▶ Written problem
All of the material below is to be restated word for word, apart from the pictures.

▶ The input
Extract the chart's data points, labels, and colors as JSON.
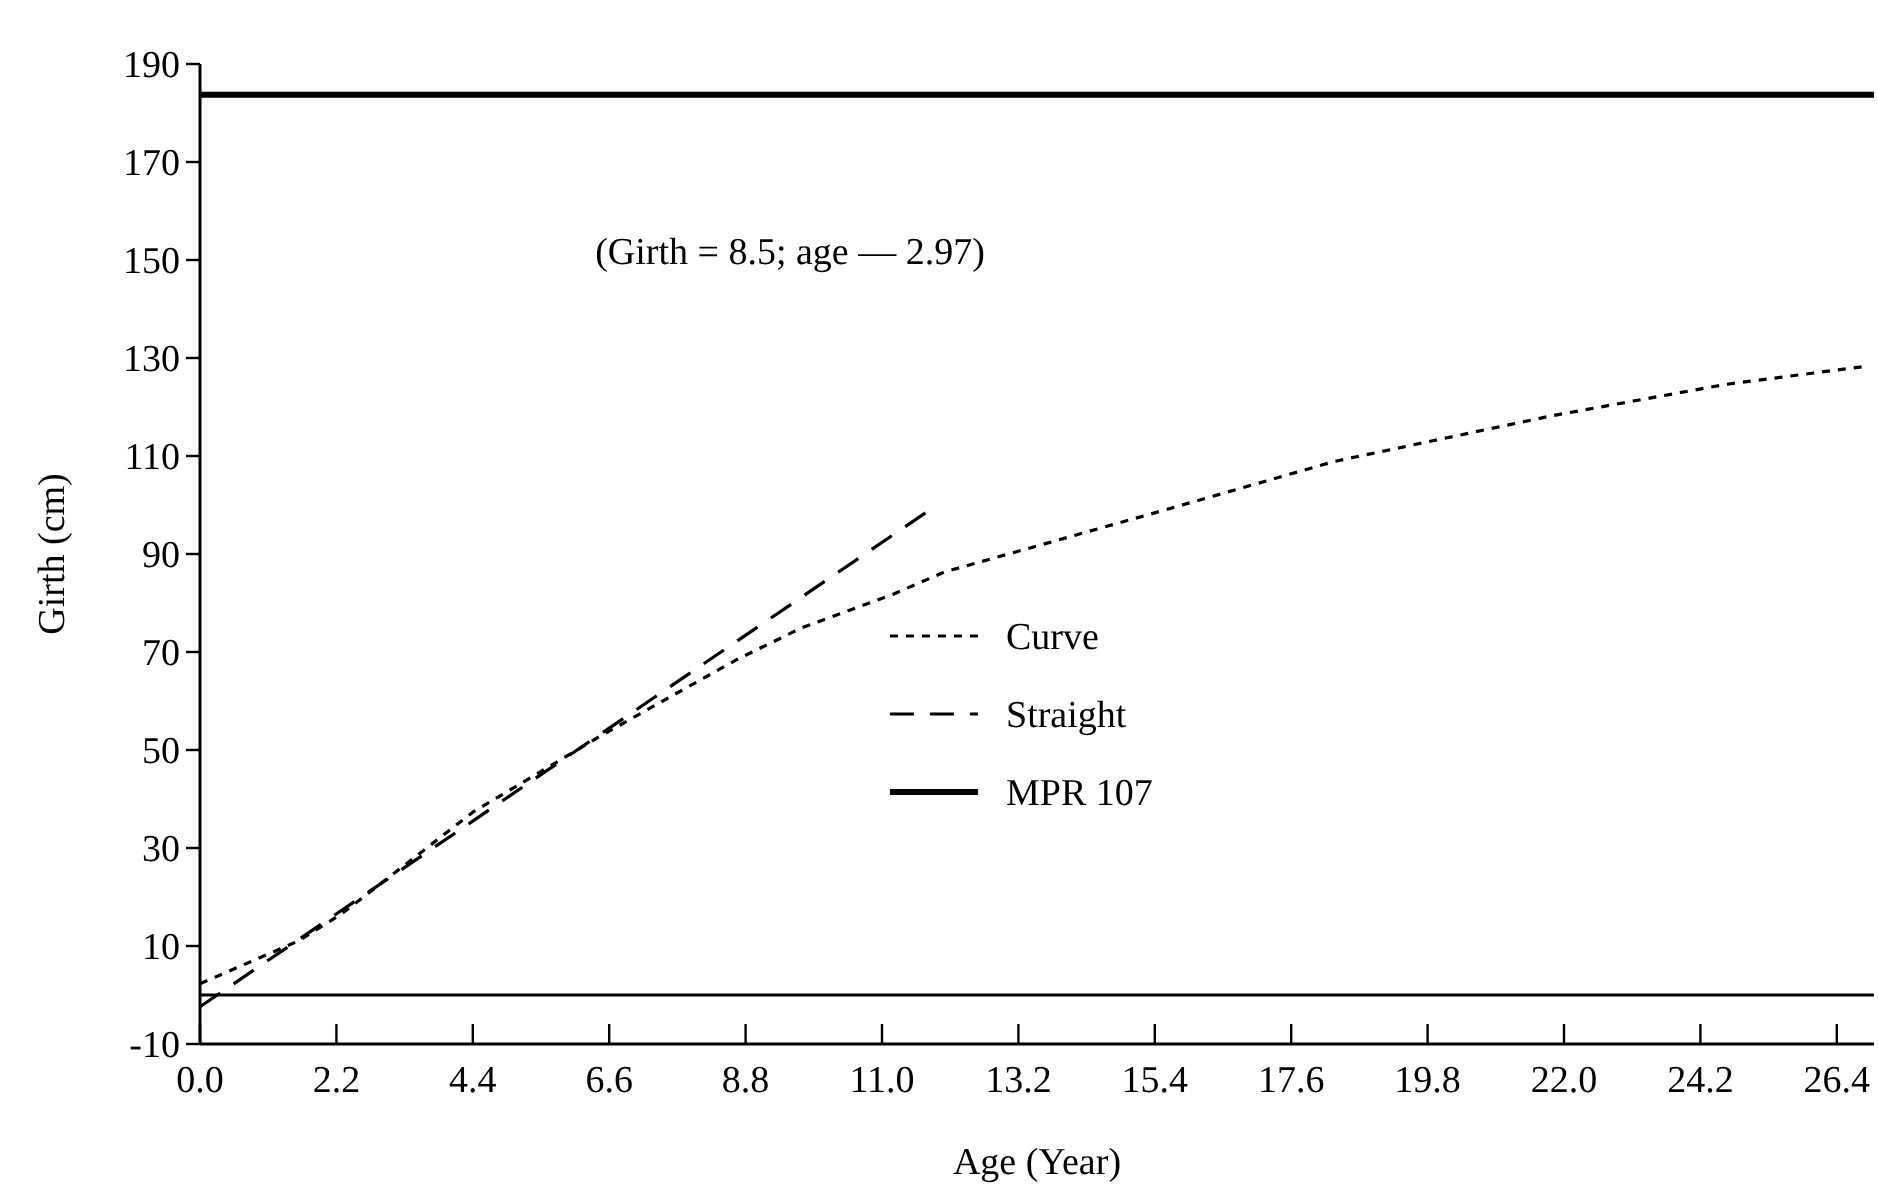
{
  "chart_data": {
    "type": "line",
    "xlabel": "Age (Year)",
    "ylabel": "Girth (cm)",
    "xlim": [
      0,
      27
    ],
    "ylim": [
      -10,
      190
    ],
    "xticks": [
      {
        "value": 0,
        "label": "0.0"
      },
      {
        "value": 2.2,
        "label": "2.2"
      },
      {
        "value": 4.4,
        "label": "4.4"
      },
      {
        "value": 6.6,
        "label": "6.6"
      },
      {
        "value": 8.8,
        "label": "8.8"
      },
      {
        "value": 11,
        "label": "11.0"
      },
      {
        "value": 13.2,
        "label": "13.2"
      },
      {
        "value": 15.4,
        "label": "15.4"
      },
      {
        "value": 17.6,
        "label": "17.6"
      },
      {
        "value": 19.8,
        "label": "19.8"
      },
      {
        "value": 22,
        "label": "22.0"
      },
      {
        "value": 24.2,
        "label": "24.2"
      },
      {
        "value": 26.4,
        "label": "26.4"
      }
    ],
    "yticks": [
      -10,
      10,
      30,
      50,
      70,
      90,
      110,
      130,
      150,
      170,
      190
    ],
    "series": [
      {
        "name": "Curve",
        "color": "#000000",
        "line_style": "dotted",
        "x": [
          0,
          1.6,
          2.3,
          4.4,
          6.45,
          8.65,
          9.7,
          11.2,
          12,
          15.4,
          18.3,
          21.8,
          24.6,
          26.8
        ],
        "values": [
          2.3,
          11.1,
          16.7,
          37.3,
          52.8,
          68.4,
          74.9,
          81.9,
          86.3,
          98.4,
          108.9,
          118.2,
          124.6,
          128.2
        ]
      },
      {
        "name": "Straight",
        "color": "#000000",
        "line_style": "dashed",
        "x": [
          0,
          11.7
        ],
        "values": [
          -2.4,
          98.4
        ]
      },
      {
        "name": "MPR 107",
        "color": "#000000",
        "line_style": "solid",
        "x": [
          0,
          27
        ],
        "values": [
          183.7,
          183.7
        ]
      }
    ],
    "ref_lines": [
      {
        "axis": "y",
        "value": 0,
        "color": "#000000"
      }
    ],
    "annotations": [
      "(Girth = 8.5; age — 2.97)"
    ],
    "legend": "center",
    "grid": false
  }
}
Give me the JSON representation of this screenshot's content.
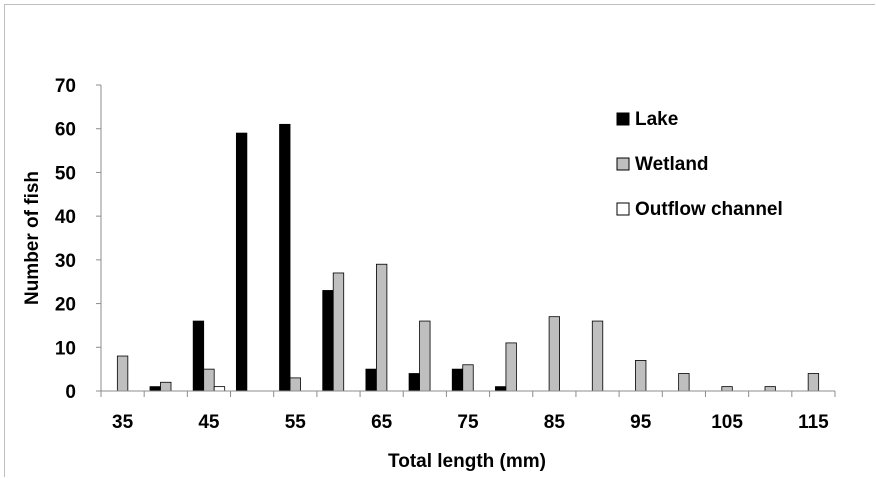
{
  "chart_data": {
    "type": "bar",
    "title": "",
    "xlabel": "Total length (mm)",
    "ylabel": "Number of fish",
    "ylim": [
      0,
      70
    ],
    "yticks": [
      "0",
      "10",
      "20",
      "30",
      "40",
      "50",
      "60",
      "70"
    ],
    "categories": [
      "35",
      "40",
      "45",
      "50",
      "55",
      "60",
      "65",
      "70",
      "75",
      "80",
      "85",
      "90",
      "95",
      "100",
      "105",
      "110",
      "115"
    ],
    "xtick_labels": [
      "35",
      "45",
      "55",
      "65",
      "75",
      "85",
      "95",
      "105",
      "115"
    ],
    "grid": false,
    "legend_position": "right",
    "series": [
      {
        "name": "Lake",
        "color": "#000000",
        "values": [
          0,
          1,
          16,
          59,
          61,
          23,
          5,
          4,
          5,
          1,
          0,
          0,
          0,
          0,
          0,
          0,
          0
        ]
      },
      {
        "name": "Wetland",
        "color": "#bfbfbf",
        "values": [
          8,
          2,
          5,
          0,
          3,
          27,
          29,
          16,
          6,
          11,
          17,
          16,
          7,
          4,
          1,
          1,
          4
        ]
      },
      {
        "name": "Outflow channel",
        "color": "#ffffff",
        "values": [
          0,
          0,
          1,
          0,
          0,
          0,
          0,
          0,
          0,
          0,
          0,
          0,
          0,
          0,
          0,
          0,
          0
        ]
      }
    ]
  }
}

▶ Response to this exercise
Extract the chart's data points, labels, and colors as JSON.
{
  "chart_data": {
    "type": "line",
    "xlabel": "Age (Year)",
    "ylabel": "Girth (cm)",
    "xlim": [
      0,
      27
    ],
    "ylim": [
      -10,
      190
    ],
    "xticks": [
      {
        "value": 0,
        "label": "0.0"
      },
      {
        "value": 2.2,
        "label": "2.2"
      },
      {
        "value": 4.4,
        "label": "4.4"
      },
      {
        "value": 6.6,
        "label": "6.6"
      },
      {
        "value": 8.8,
        "label": "8.8"
      },
      {
        "value": 11,
        "label": "11.0"
      },
      {
        "value": 13.2,
        "label": "13.2"
      },
      {
        "value": 15.4,
        "label": "15.4"
      },
      {
        "value": 17.6,
        "label": "17.6"
      },
      {
        "value": 19.8,
        "label": "19.8"
      },
      {
        "value": 22,
        "label": "22.0"
      },
      {
        "value": 24.2,
        "label": "24.2"
      },
      {
        "value": 26.4,
        "label": "26.4"
      }
    ],
    "yticks": [
      -10,
      10,
      30,
      50,
      70,
      90,
      110,
      130,
      150,
      170,
      190
    ],
    "series": [
      {
        "name": "Curve",
        "color": "#000000",
        "line_style": "dotted",
        "x": [
          0,
          1.6,
          2.3,
          4.4,
          6.45,
          8.65,
          9.7,
          11.2,
          12,
          15.4,
          18.3,
          21.8,
          24.6,
          26.8
        ],
        "values": [
          2.3,
          11.1,
          16.7,
          37.3,
          52.8,
          68.4,
          74.9,
          81.9,
          86.3,
          98.4,
          108.9,
          118.2,
          124.6,
          128.2
        ]
      },
      {
        "name": "Straight",
        "color": "#000000",
        "line_style": "dashed",
        "x": [
          0,
          11.7
        ],
        "values": [
          -2.4,
          98.4
        ]
      },
      {
        "name": "MPR 107",
        "color": "#000000",
        "line_style": "solid",
        "x": [
          0,
          27
        ],
        "values": [
          183.7,
          183.7
        ]
      }
    ],
    "ref_lines": [
      {
        "axis": "y",
        "value": 0,
        "color": "#000000"
      }
    ],
    "annotations": [
      "(Girth = 8.5; age — 2.97)"
    ],
    "legend": "center",
    "grid": false
  }
}
Give me the JSON representation of this screenshot's content.
{
  "chart_data": {
    "type": "bar",
    "title": "",
    "xlabel": "Total length (mm)",
    "ylabel": "Number of fish",
    "ylim": [
      0,
      70
    ],
    "yticks": [
      "0",
      "10",
      "20",
      "30",
      "40",
      "50",
      "60",
      "70"
    ],
    "categories": [
      "35",
      "40",
      "45",
      "50",
      "55",
      "60",
      "65",
      "70",
      "75",
      "80",
      "85",
      "90",
      "95",
      "100",
      "105",
      "110",
      "115"
    ],
    "xtick_labels": [
      "35",
      "45",
      "55",
      "65",
      "75",
      "85",
      "95",
      "105",
      "115"
    ],
    "grid": false,
    "legend_position": "right",
    "series": [
      {
        "name": "Lake",
        "color": "#000000",
        "values": [
          0,
          1,
          16,
          59,
          61,
          23,
          5,
          4,
          5,
          1,
          0,
          0,
          0,
          0,
          0,
          0,
          0
        ]
      },
      {
        "name": "Wetland",
        "color": "#bfbfbf",
        "values": [
          8,
          2,
          5,
          0,
          3,
          27,
          29,
          16,
          6,
          11,
          17,
          16,
          7,
          4,
          1,
          1,
          4
        ]
      },
      {
        "name": "Outflow channel",
        "color": "#ffffff",
        "values": [
          0,
          0,
          1,
          0,
          0,
          0,
          0,
          0,
          0,
          0,
          0,
          0,
          0,
          0,
          0,
          0,
          0
        ]
      }
    ]
  }
}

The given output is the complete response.